--- Given information ---

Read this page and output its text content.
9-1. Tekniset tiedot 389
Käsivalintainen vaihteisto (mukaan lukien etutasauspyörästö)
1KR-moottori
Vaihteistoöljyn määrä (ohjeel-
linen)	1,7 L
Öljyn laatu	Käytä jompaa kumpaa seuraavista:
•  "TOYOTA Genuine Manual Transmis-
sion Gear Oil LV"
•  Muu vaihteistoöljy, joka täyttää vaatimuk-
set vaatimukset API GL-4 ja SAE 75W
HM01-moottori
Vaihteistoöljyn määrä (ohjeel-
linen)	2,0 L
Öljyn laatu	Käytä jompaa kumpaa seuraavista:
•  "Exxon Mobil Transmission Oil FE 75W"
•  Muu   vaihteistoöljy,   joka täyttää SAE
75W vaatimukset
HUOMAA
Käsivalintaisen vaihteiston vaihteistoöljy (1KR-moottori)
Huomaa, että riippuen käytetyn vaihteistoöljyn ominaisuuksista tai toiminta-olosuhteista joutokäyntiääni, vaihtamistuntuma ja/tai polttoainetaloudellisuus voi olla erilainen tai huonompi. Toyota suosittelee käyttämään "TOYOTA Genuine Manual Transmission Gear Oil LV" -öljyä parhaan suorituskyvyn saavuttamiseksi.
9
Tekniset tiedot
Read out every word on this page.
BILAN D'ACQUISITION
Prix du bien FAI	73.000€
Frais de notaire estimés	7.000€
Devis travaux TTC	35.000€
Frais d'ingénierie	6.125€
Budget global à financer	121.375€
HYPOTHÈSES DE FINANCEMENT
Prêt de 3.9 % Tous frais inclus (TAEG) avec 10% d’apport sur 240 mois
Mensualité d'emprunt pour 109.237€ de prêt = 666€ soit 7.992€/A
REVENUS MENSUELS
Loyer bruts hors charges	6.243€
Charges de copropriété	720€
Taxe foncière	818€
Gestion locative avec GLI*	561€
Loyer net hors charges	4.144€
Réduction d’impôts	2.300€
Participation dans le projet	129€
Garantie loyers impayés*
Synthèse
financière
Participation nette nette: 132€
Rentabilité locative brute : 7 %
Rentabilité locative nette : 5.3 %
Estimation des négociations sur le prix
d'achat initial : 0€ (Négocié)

---

**Work required**
Provide the number of lines in these entries that hold the word "Participation", without any accompanying text.

**Complete answer**
2